• Stated task:
Go through the entries below and copy each line containing the word "Nick".
+-------+
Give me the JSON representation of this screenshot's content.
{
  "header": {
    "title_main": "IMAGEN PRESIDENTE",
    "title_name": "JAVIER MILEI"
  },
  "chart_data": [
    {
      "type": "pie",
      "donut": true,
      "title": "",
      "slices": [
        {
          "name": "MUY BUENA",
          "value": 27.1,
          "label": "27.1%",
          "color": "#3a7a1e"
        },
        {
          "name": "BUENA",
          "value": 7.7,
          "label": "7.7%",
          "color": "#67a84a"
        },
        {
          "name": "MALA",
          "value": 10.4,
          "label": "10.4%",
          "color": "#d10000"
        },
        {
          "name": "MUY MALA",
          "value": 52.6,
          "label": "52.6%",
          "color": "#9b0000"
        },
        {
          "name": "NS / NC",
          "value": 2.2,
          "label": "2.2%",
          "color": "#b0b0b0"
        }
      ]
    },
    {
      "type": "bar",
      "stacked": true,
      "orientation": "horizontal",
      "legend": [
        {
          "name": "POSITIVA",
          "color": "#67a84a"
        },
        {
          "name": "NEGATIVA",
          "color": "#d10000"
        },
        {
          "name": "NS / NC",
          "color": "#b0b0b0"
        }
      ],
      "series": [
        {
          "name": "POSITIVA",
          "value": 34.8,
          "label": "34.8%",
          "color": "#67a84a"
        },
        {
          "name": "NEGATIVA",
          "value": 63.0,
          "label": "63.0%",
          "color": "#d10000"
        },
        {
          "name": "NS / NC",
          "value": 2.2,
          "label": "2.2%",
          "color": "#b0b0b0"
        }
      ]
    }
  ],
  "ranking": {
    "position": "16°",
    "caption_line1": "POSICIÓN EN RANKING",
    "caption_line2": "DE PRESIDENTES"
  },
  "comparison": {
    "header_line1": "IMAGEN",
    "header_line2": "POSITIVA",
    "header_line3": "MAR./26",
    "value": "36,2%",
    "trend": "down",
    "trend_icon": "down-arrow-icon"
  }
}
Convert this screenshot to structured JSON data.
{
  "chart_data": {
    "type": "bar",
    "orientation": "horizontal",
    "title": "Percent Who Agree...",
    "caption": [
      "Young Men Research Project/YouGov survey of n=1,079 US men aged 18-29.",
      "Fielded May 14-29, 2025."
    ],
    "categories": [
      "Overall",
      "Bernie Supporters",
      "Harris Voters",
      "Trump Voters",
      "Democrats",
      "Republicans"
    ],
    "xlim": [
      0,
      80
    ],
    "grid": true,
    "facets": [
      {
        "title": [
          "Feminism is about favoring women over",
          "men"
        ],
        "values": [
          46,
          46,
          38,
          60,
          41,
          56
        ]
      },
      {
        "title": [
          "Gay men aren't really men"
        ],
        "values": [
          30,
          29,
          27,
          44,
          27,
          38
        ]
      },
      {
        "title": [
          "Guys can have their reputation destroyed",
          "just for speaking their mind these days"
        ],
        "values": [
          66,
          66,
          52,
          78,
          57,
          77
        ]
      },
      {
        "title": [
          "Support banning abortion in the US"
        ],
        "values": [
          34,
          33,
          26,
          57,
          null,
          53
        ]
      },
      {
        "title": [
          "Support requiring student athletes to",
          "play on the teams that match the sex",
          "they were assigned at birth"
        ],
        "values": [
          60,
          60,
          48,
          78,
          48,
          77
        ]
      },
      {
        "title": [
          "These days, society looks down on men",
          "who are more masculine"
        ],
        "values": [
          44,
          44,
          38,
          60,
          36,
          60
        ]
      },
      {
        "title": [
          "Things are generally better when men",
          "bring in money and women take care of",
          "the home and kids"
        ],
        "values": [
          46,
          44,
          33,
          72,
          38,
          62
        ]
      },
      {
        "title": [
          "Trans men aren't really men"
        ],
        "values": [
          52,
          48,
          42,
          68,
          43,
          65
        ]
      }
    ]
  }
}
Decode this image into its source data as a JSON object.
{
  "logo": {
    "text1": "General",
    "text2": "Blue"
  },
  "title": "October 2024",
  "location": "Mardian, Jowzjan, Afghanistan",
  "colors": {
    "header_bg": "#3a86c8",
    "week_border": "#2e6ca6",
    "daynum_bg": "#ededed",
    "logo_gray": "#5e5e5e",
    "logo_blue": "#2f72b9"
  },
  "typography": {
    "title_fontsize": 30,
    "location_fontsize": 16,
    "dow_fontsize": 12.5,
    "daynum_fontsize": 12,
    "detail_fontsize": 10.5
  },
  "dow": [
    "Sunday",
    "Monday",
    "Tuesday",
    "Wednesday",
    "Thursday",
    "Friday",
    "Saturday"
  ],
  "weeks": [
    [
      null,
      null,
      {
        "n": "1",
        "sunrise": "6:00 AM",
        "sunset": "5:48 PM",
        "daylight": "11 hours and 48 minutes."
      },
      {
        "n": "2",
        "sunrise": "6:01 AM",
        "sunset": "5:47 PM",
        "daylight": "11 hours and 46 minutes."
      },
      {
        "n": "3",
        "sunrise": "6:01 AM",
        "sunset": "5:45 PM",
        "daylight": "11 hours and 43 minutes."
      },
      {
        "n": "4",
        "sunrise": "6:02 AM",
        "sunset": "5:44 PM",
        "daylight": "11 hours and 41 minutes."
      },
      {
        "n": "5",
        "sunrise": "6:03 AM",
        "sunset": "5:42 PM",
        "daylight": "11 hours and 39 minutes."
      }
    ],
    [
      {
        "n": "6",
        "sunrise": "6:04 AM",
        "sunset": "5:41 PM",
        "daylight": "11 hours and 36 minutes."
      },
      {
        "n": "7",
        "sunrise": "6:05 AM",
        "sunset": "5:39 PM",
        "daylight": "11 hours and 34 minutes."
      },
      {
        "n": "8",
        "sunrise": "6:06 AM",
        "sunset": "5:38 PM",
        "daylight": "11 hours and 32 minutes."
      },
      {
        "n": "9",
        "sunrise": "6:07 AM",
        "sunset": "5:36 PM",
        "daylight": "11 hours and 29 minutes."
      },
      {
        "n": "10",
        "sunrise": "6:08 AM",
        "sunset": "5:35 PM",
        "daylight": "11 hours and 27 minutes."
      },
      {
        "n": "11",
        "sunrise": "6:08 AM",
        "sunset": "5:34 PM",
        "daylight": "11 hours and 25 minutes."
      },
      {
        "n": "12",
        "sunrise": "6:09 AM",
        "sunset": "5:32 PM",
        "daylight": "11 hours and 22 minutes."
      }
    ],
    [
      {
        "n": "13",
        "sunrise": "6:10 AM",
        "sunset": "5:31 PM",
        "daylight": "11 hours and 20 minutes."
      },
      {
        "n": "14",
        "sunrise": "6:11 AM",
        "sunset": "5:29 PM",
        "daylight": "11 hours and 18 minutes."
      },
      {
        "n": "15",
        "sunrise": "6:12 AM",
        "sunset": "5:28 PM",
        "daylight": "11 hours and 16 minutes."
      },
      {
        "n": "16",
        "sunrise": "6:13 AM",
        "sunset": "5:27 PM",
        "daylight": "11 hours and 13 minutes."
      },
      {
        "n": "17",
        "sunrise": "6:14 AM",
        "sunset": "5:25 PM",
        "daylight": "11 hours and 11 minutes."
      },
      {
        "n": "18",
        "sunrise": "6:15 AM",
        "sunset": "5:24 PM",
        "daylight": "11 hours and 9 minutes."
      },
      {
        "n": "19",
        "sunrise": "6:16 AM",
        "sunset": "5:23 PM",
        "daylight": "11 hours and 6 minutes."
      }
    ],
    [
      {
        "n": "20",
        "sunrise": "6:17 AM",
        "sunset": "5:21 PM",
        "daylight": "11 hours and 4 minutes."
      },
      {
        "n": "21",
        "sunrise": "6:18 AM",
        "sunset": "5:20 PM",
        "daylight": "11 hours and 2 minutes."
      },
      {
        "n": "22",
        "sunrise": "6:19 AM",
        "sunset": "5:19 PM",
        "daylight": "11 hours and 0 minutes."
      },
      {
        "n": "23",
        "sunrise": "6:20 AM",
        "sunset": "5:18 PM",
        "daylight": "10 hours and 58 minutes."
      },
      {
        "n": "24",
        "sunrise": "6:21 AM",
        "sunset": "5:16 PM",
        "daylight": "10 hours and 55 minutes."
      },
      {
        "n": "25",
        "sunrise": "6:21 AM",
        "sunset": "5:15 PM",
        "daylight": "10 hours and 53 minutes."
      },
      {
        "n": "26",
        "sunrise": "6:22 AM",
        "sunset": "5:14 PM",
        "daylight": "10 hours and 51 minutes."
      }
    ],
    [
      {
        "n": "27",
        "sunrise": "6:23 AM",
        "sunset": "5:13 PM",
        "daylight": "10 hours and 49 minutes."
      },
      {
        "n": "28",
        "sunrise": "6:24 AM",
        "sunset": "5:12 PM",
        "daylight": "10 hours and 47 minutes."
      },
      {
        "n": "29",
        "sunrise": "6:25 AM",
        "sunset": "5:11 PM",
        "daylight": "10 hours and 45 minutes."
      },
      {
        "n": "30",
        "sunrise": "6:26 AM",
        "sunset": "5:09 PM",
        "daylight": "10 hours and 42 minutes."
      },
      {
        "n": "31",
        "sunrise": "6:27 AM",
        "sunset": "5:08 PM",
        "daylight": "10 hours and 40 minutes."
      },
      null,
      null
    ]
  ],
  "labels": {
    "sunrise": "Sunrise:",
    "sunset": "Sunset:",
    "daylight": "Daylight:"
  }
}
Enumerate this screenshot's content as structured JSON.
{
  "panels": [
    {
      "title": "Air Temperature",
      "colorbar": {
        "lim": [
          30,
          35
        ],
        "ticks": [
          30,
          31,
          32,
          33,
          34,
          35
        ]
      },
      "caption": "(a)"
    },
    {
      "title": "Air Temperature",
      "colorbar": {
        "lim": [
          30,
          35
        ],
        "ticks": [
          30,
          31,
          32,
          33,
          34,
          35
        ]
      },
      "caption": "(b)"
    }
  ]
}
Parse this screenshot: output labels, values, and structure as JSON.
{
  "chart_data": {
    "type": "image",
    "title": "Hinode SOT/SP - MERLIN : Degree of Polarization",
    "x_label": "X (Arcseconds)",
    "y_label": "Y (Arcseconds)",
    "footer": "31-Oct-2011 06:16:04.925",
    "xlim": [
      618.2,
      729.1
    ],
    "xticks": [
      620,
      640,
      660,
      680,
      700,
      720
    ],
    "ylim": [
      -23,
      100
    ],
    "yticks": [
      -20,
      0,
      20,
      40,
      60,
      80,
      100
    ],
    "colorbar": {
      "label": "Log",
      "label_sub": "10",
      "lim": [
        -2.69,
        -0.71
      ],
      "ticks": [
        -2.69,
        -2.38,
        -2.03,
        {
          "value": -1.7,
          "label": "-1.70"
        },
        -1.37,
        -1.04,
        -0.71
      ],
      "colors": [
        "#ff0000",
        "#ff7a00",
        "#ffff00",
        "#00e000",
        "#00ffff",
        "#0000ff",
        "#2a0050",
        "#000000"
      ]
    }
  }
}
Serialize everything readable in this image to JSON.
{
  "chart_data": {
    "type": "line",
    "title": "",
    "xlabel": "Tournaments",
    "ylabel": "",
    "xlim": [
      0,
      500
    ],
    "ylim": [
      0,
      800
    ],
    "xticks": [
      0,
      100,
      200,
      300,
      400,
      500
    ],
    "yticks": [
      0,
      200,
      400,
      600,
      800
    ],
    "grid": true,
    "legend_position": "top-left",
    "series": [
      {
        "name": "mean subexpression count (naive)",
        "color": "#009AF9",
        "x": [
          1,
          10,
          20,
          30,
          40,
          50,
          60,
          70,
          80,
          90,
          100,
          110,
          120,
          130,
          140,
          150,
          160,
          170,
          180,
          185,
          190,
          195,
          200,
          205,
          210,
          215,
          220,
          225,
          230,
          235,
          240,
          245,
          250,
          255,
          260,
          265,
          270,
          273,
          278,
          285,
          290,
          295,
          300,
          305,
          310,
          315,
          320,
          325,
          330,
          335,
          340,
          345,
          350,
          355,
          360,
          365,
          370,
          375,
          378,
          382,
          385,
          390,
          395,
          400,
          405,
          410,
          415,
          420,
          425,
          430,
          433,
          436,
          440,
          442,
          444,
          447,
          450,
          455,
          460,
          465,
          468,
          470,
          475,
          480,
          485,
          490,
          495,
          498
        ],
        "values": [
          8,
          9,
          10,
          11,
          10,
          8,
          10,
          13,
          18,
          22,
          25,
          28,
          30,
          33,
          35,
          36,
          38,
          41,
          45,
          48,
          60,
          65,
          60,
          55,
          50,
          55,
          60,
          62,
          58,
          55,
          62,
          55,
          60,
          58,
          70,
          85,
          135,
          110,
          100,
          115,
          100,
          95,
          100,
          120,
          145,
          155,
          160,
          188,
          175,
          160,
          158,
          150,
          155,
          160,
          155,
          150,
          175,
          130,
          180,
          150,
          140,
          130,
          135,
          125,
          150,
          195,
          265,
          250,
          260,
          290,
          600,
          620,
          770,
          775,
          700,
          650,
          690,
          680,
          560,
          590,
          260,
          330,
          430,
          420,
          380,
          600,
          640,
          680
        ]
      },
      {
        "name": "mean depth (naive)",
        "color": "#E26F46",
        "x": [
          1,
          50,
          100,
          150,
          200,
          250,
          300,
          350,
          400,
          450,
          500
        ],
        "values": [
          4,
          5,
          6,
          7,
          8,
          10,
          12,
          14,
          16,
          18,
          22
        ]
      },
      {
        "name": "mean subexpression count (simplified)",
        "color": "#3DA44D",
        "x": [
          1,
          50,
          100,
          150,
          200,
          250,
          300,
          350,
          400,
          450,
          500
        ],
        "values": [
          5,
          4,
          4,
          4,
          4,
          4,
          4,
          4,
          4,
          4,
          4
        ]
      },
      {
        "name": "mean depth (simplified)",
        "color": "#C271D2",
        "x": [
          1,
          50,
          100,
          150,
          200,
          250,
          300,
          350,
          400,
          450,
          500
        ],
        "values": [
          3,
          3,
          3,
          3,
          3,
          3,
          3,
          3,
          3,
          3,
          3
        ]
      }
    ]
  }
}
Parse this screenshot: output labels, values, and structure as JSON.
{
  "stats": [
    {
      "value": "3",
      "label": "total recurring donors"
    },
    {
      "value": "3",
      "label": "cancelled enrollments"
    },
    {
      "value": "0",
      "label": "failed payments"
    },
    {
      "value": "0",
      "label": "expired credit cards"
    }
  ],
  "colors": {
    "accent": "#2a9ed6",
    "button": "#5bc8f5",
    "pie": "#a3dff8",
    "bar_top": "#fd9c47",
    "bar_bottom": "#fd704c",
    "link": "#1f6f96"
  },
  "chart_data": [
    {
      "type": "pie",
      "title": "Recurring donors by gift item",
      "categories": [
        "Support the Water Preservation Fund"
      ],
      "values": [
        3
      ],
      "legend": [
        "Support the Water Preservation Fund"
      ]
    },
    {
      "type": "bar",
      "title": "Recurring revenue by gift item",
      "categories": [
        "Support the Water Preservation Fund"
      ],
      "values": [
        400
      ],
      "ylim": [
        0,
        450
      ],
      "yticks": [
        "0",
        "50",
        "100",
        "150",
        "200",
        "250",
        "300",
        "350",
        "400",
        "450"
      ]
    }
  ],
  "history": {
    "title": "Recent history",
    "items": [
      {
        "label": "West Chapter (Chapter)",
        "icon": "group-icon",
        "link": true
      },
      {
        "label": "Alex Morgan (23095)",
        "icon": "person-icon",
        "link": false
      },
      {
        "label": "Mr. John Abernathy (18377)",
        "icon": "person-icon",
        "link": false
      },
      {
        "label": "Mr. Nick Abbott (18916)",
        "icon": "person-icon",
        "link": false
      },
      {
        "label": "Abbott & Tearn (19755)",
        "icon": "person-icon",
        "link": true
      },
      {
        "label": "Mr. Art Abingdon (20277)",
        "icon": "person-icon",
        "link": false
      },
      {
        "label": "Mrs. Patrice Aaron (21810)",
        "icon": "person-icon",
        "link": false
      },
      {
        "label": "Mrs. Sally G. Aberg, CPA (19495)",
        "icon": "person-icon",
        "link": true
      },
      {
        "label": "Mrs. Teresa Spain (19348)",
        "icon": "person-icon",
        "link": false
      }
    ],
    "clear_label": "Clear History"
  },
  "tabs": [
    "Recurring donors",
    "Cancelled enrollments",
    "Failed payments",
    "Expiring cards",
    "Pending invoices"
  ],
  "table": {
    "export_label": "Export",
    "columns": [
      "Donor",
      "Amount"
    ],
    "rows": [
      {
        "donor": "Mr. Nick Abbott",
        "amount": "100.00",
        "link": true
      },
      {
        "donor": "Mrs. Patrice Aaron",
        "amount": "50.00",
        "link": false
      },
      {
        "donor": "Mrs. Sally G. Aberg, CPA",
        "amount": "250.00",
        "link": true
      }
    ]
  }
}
+-------+
• Task output:
        "label": "Mr. Nick Abbott (18916)",
        "donor": "Mr. Nick Abbott",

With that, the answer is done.